*EXERCISE INSTRUCTIONS*: Leave the pictures out, and retype all of the material exactly as written.

*DATASET EXCERPTS*:
>>>
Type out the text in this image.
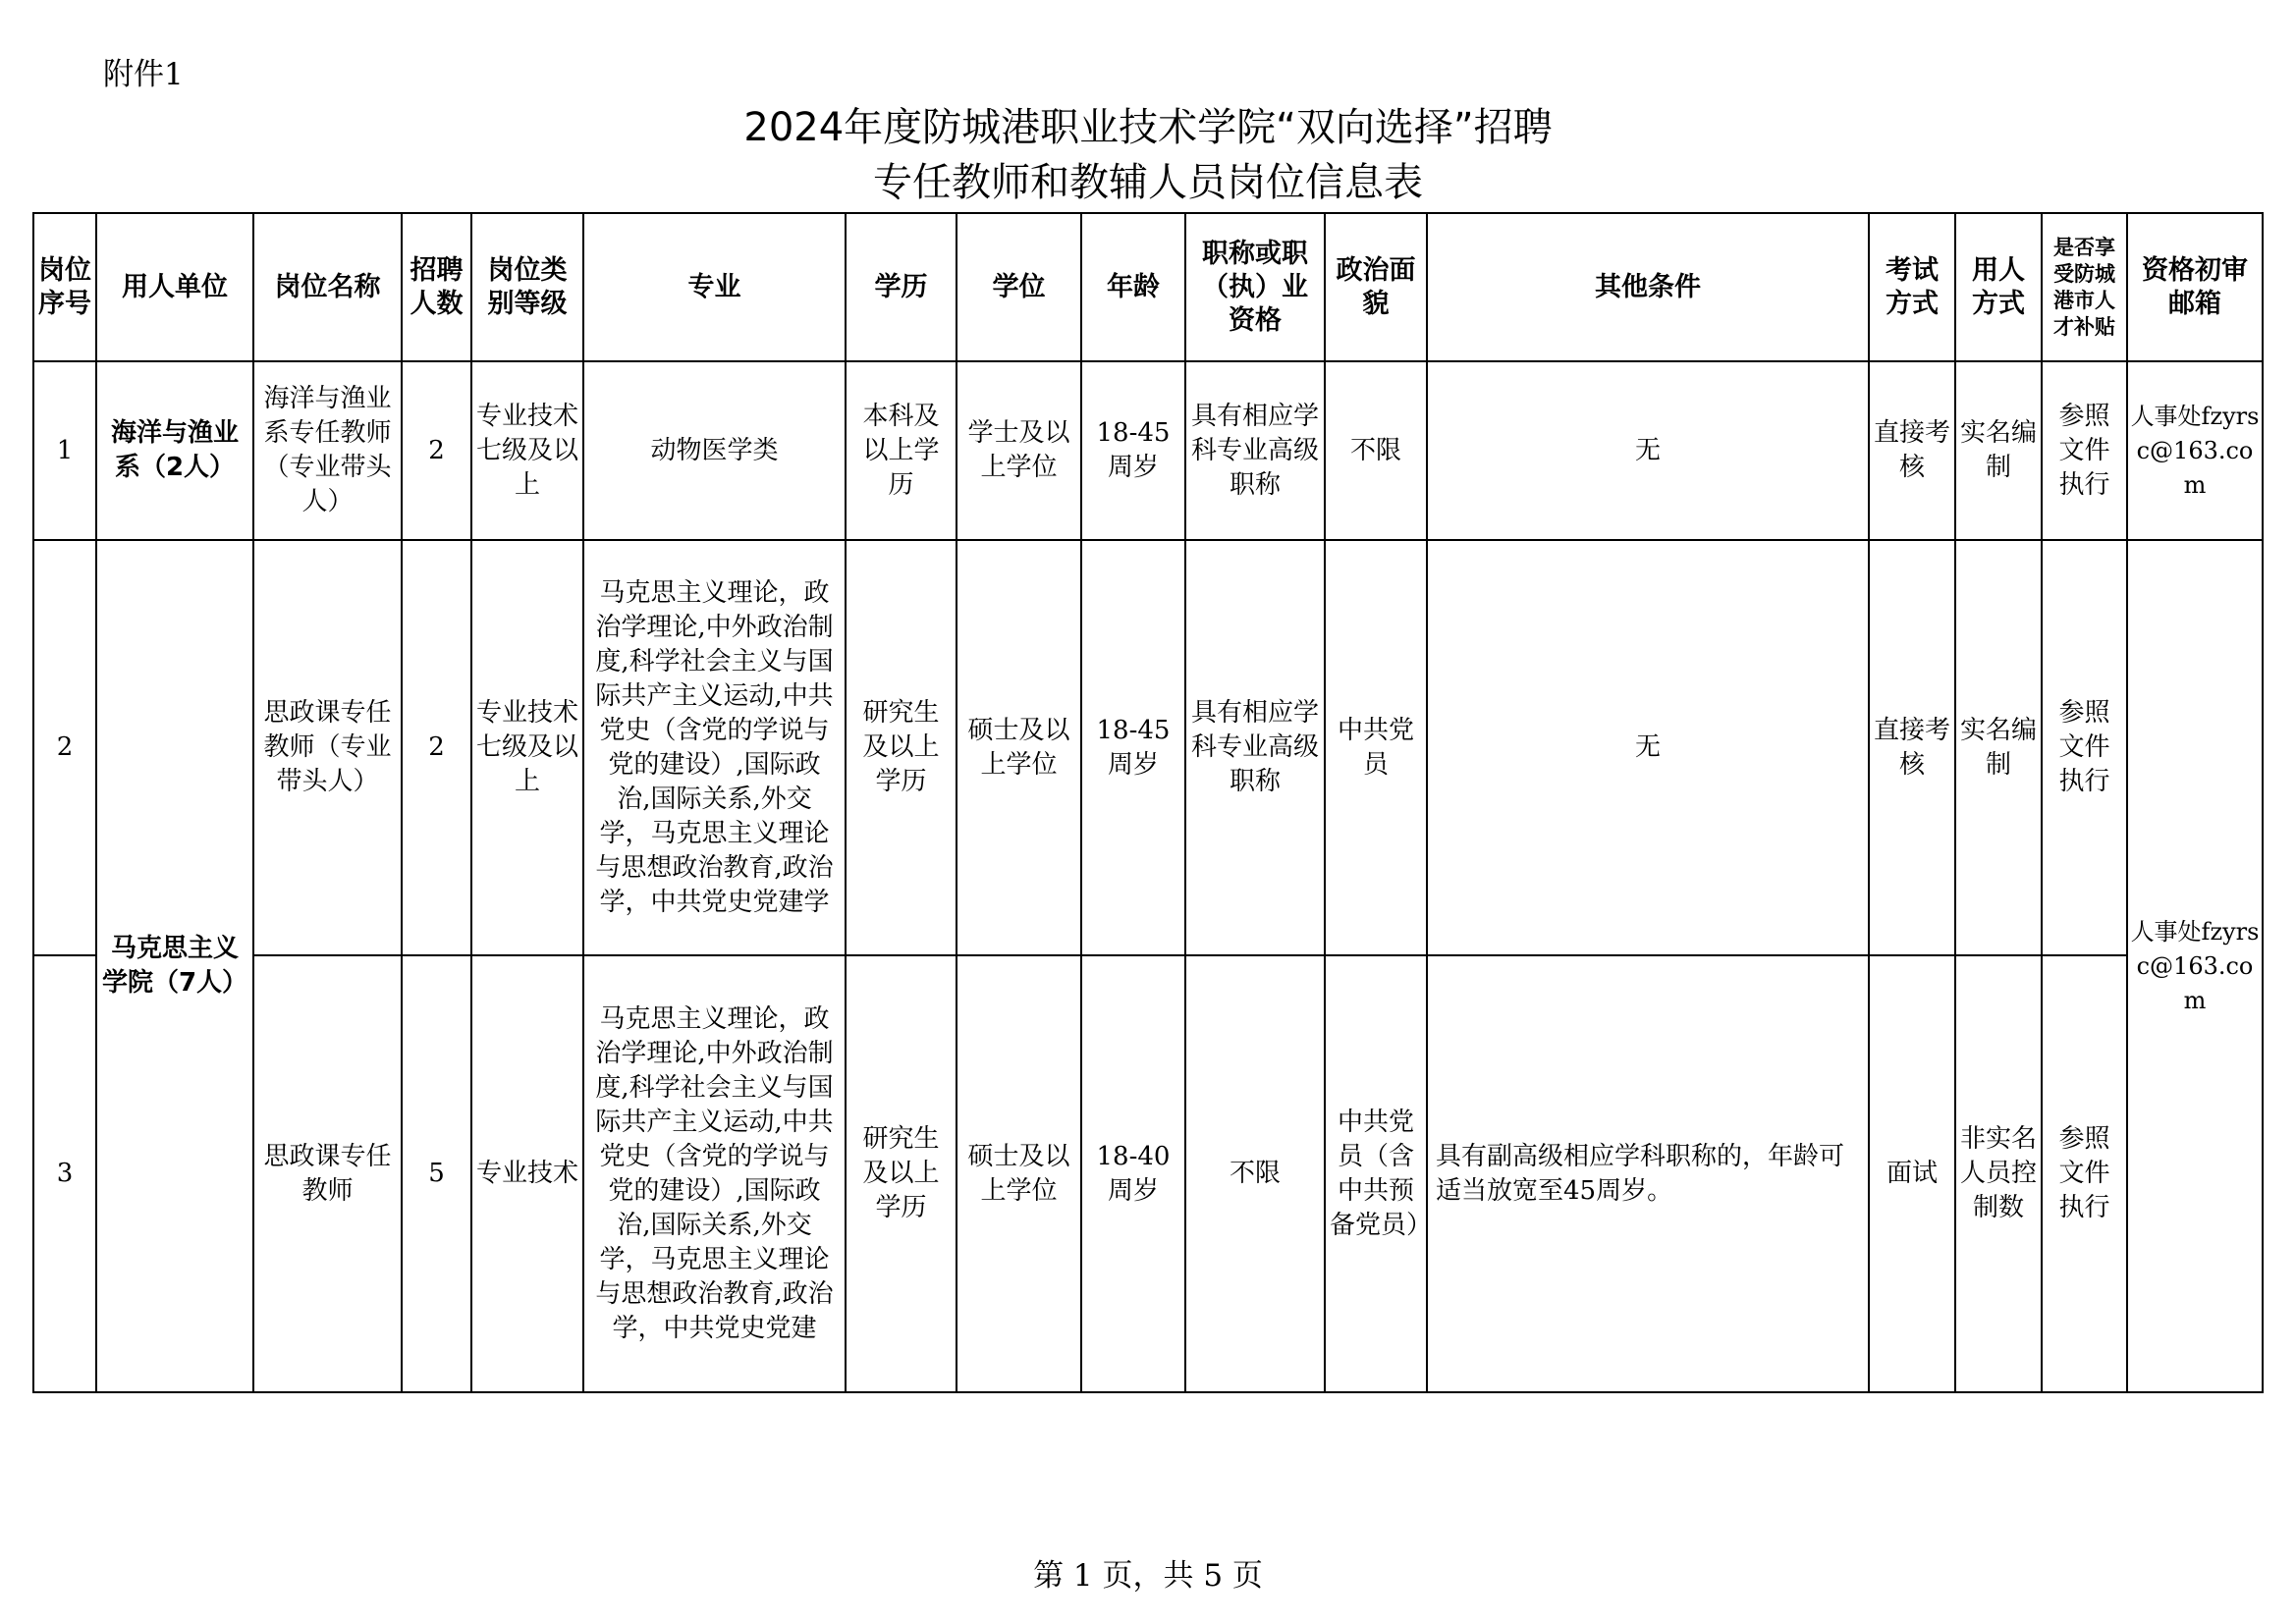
附件1
2024年度防城港职业技术学院“双向选择”招聘
专任教师和教辅人员岗位信息表
岗位序号	用人单位	岗位名称	招聘人数	岗位类别等级	专业	学历	学位	年龄	职称或职（执）业资格	政治面貌	其他条件	考试方式	用人方式	是否享受防城港市人才补贴	资格初审邮箱
1	海洋与渔业系（2人）	海洋与渔业系专任教师（专业带头人）	2	专业技术七级及以上	动物医学类	本科及以上学历	学士及以上学位	18-45周岁	具有相应学科专业高级职称	不限	无	直接考核	实名编制	参照文件执行	人事处fzyrsc@163.com
2	马克思主义学院（7人）	思政课专任教师（专业带头人）	2	专业技术七级及以上	马克思主义理论，政治学理论,中外政治制度,科学社会主义与国际共产主义运动,中共党史（含党的学说与党的建设）,国际政治,国际关系,外交学，马克思主义理论与思想政治教育,政治学，中共党史党建学	研究生及以上学历	硕士及以上学位	18-45周岁	具有相应学科专业高级职称	中共党员	无	直接考核	实名编制	参照文件执行	人事处fzyrsc@163.com
3		思政课专任教师	5	专业技术	马克思主义理论，政治学理论,中外政治制度,科学社会主义与国际共产主义运动,中共党史（含党的学说与党的建设）,国际政治,国际关系,外交学，马克思主义理论与思想政治教育,政治学，中共党史党建	研究生及以上学历	硕士及以上学位	18-40周岁	不限	中共党员（含中共预备党员）	具有副高级相应学科职称的，年龄可适当放宽至45周岁。	面试	非实名人员控制数	参照文件执行	
第 1 页，共 5 页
<<<
*WRITTEN RESPONSE*:
Type out the text in this image.
附件1
2024年度防城港职业技术学院“双向选择”招聘
专任教师和教辅人员岗位信息表
岗位序号	用人单位	岗位名称	招聘人数	岗位类别等级	专业	学历	学位	年龄	职称或职（执）业资格	政治面貌	其他条件	考试方式	用人方式	是否享受防城港市人才补贴	资格初审邮箱
1	海洋与渔业系（2人）	海洋与渔业系专任教师（专业带头人）	2	专业技术七级及以上	动物医学类	本科及以上学历	学士及以上学位	18-45周岁	具有相应学科专业高级职称	不限	无	直接考核	实名编制	参照文件执行	人事处fzyrsc@163.com
2	马克思主义学院（7人）	思政课专任教师（专业带头人）	2	专业技术七级及以上	马克思主义理论，政治学理论,中外政治制度,科学社会主义与国际共产主义运动,中共党史（含党的学说与党的建设）,国际政治,国际关系,外交学，马克思主义理论与思想政治教育,政治学，中共党史党建学	研究生及以上学历	硕士及以上学位	18-45周岁	具有相应学科专业高级职称	中共党员	无	直接考核	实名编制	参照文件执行	人事处fzyrsc@163.com
3		思政课专任教师	5	专业技术	马克思主义理论，政治学理论,中外政治制度,科学社会主义与国际共产主义运动,中共党史（含党的学说与党的建设）,国际政治,国际关系,外交学，马克思主义理论与思想政治教育,政治学，中共党史党建	研究生及以上学历	硕士及以上学位	18-40周岁	不限	中共党员（含中共预备党员）	具有副高级相应学科职称的，年龄可适当放宽至45周岁。	面试	非实名人员控制数	参照文件执行	
第 1 页，共 5 页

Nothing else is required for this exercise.